## Your goal
Pick out every line of the entries below where "监测时使用经计量部门检定" occurs, and copy those lines.

## Given data
┄┄┄┄┄┄┄┄┄┄┄┄┄┄┄┄┄┄┄┄

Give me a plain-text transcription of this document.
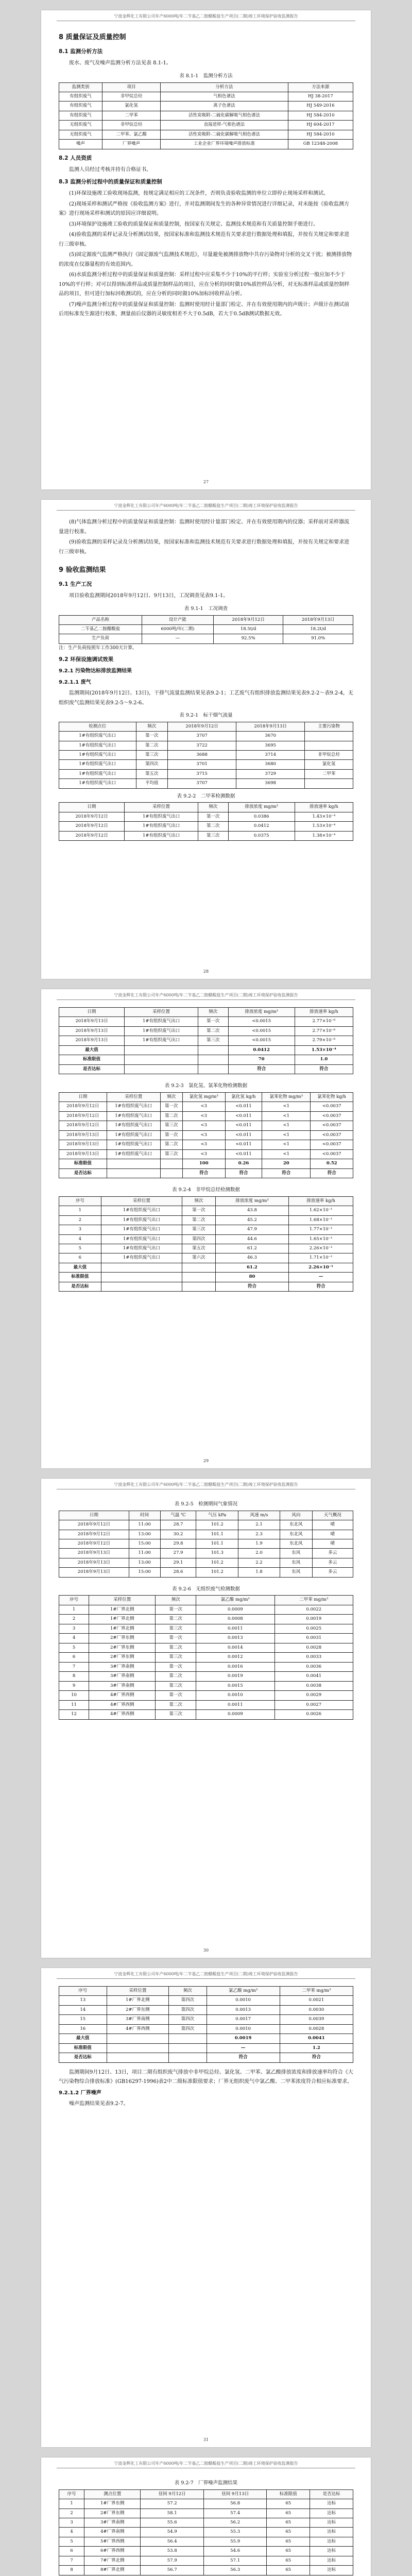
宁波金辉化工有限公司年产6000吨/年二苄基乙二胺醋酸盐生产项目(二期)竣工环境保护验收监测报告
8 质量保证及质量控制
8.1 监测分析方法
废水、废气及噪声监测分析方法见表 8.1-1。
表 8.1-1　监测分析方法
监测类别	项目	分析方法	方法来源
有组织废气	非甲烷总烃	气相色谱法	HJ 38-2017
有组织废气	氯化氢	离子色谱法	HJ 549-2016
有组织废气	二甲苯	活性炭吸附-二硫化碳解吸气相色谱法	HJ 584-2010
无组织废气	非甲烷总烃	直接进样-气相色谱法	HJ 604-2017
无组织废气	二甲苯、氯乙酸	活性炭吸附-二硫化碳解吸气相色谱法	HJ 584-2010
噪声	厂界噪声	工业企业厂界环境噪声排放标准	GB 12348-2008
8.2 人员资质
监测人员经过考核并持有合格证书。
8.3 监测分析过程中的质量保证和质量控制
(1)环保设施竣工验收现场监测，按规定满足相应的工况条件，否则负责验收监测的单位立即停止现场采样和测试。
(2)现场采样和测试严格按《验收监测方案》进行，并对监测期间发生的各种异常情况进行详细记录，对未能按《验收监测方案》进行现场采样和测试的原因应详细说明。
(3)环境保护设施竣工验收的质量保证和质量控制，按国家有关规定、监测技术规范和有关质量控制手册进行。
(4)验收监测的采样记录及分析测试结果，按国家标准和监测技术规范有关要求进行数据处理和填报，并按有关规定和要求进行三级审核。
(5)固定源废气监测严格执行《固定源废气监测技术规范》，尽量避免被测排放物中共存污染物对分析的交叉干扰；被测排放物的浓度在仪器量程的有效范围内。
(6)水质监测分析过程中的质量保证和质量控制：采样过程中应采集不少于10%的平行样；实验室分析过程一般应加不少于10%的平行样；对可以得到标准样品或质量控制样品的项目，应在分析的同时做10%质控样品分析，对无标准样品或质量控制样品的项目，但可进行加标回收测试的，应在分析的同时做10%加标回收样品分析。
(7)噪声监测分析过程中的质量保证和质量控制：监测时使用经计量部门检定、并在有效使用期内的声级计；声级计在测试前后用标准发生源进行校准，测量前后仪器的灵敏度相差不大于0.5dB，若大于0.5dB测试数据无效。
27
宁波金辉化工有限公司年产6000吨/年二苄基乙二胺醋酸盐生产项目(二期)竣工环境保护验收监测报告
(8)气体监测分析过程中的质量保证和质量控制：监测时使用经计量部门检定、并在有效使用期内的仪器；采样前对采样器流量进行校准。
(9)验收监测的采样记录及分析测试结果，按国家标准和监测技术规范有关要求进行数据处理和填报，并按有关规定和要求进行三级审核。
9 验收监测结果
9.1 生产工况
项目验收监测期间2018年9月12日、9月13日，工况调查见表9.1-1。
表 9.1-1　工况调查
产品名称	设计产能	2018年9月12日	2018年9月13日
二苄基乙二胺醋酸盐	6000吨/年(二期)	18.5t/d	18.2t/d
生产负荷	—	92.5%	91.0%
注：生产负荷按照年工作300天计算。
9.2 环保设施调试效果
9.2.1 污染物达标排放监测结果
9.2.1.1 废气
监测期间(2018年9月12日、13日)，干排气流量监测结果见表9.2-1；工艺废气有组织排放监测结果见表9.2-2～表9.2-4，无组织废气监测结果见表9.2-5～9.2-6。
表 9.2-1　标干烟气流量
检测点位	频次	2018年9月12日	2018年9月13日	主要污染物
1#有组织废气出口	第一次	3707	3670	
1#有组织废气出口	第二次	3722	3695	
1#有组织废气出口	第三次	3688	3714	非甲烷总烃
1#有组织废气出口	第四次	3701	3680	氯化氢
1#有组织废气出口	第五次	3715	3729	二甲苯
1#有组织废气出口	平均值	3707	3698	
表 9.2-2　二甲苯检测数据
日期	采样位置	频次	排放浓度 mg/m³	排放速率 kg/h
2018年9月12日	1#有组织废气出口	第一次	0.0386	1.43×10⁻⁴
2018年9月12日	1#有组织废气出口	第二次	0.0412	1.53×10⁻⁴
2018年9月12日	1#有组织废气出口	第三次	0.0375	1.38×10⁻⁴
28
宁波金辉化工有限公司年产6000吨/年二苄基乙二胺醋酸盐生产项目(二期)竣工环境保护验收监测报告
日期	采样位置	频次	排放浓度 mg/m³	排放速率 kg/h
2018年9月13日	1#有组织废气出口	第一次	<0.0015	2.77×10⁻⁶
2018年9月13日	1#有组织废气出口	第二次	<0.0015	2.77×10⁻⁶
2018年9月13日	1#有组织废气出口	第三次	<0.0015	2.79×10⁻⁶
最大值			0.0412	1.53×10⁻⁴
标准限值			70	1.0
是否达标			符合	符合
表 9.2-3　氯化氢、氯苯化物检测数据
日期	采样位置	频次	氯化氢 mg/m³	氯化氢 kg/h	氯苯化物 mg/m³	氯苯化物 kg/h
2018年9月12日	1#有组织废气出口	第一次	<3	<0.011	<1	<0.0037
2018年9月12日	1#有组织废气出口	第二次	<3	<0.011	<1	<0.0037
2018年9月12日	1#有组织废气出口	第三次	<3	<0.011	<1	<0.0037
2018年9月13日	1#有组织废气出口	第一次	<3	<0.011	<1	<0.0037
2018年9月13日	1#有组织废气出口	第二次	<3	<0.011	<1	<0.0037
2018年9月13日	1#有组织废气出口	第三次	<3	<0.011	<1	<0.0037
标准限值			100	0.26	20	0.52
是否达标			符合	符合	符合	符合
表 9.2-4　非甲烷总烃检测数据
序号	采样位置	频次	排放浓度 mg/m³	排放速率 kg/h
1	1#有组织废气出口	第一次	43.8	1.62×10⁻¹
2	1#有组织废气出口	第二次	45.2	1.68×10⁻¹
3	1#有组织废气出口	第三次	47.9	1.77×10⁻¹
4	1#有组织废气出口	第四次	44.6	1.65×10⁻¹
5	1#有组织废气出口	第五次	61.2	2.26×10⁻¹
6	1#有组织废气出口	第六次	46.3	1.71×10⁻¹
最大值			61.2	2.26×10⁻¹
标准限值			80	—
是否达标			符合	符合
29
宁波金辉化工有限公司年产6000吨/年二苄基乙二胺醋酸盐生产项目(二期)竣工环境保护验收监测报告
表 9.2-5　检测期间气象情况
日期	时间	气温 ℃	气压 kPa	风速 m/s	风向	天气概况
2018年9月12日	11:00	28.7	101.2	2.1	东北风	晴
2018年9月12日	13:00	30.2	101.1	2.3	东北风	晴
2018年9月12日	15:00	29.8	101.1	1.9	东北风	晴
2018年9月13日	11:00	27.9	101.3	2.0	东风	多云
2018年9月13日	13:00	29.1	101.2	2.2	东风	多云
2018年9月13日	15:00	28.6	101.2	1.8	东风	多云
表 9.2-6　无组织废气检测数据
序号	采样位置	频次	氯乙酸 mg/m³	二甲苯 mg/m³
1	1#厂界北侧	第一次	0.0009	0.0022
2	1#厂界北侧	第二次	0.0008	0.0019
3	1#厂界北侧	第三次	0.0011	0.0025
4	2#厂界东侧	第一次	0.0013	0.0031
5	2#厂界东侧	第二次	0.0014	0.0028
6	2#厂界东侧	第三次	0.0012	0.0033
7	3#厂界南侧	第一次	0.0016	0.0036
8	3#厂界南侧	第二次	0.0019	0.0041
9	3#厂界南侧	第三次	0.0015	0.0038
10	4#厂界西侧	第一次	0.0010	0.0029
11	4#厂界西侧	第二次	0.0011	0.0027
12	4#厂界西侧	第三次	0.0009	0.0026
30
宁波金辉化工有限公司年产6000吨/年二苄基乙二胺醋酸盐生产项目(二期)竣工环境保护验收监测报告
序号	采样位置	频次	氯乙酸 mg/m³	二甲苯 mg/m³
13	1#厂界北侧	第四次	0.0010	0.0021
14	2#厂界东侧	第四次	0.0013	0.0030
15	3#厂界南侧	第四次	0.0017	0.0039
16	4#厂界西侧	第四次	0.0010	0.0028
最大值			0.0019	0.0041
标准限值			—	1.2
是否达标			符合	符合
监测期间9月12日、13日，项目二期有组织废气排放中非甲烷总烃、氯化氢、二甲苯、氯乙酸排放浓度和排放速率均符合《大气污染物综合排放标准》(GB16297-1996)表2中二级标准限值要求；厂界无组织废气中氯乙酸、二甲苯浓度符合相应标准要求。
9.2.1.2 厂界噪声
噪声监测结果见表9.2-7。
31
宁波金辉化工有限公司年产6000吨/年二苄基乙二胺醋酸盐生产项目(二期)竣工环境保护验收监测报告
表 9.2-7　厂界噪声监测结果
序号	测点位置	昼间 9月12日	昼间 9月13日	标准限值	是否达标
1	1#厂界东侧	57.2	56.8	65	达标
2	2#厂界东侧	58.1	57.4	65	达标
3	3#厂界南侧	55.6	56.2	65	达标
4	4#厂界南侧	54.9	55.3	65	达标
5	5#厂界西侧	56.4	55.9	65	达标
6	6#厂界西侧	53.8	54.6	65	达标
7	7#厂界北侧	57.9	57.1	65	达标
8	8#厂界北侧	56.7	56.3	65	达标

┄┄┄┄┄┄┄┄┄┄┄┄┄┄┄┄┄┄┄┄

## Full solution
(7)噪声监测分析过程中的质量保证和质量控制：监测时使用经计量部门检定、并在有效使用期内的声级计；声级计在测试前后用标准发生源进行校准，测量前后仪器的灵敏度相差不大于0.5dB，若大于0.5dB测试数据无效。
(8)气体监测分析过程中的质量保证和质量控制：监测时使用经计量部门检定、并在有效使用期内的仪器；采样前对采样器流量进行校准。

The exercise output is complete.